------ RECORDS TO PROCESS

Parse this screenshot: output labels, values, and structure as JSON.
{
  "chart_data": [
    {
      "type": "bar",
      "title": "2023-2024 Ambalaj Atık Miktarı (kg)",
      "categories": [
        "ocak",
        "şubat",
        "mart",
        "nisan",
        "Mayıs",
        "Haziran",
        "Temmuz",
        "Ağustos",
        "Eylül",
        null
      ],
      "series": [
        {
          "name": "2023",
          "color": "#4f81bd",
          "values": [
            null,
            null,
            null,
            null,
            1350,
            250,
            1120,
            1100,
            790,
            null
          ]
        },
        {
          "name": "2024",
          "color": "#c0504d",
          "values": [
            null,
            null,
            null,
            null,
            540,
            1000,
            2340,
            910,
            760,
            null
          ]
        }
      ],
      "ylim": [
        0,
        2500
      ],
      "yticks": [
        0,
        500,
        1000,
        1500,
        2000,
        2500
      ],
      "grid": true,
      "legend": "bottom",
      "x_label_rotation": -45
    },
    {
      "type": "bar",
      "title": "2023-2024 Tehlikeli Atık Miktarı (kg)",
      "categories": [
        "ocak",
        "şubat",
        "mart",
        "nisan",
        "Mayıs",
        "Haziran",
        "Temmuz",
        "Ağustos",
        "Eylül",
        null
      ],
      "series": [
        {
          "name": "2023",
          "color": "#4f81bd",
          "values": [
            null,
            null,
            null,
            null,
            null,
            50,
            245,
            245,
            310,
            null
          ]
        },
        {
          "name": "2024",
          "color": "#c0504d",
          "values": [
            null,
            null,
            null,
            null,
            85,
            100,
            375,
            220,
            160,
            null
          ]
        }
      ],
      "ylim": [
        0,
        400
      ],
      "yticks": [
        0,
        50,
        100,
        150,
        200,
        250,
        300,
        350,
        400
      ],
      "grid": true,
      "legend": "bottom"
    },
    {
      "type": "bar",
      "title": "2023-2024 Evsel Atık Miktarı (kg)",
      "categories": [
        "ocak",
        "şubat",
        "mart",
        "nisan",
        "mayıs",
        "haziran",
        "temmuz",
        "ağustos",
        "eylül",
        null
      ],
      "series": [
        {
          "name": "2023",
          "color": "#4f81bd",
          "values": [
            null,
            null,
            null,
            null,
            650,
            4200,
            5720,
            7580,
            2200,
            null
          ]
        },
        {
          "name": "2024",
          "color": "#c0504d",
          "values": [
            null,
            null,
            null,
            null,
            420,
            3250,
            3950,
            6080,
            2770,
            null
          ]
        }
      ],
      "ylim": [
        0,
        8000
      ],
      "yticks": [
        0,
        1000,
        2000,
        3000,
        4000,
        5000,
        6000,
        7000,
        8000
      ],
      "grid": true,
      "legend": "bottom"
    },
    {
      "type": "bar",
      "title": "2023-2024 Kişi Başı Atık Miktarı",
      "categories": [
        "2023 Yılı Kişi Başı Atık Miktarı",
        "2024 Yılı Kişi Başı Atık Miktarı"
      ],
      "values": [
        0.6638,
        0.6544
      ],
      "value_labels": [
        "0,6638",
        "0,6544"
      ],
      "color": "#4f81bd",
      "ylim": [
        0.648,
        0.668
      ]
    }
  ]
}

------------

# GIVEN INSTRUCTION
Where a line of the entries contains the word "Atık", copy that line.

# ANSWER FOR THE TASK
      "title": "2023-2024 Ambalaj Atık Miktarı (kg)",
      "title": "2023-2024 Tehlikeli Atık Miktarı (kg)",
      "title": "2023-2024 Evsel Atık Miktarı (kg)",
      "title": "2023-2024 Kişi Başı Atık Miktarı",
        "2023 Yılı Kişi Başı Atık Miktarı",
        "2024 Yılı Kişi Başı Atık Miktarı"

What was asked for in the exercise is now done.